**TO BE DONE**
Find every line in the records below that holds the word "Alcohol" and copy it.

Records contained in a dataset

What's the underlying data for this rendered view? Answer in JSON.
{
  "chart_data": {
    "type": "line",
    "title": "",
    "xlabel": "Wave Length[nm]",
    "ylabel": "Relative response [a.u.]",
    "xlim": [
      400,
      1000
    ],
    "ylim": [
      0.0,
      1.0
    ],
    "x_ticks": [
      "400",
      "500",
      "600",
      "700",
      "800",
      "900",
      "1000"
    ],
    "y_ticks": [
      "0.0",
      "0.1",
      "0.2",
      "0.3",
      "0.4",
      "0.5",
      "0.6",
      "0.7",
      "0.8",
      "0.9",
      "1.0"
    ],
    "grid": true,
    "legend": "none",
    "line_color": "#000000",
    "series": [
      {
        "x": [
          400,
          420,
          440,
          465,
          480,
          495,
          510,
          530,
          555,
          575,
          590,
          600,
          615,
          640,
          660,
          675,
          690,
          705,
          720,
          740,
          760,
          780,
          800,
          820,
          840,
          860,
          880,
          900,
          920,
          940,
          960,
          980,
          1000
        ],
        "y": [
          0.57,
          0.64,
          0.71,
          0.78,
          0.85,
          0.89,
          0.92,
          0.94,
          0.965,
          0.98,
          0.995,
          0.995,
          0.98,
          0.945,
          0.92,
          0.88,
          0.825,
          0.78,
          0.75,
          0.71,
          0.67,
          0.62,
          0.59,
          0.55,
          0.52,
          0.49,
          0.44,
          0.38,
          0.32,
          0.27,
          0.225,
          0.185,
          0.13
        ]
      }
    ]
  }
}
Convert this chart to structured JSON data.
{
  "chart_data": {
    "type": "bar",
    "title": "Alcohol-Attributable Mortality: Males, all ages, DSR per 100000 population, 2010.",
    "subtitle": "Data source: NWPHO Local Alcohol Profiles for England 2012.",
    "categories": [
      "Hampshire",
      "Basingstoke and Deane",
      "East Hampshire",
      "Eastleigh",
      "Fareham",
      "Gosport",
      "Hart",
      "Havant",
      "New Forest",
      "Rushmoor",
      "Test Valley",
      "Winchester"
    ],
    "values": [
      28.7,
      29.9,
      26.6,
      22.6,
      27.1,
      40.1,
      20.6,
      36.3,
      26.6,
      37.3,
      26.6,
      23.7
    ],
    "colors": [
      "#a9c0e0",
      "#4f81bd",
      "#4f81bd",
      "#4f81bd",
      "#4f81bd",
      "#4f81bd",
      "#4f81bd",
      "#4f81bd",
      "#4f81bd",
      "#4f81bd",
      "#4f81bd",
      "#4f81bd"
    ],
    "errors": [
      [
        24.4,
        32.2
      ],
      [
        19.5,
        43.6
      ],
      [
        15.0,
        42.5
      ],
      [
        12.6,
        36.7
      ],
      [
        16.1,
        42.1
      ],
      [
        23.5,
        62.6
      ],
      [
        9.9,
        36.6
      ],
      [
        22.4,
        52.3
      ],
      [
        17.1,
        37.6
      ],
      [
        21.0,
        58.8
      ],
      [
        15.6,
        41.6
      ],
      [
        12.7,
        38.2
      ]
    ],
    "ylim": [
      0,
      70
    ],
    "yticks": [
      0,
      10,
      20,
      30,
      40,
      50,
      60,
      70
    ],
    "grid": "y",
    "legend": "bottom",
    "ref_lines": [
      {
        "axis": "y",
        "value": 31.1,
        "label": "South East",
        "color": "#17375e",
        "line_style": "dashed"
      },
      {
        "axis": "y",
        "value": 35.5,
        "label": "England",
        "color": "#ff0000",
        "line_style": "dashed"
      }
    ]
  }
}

**ANSWER TO THE PROBLEM**
    "title": "Alcohol-Attributable Mortality: Males, all ages, DSR per 100000 population, 2010.",
    "subtitle": "Data source: NWPHO Local Alcohol Profiles for England 2012.",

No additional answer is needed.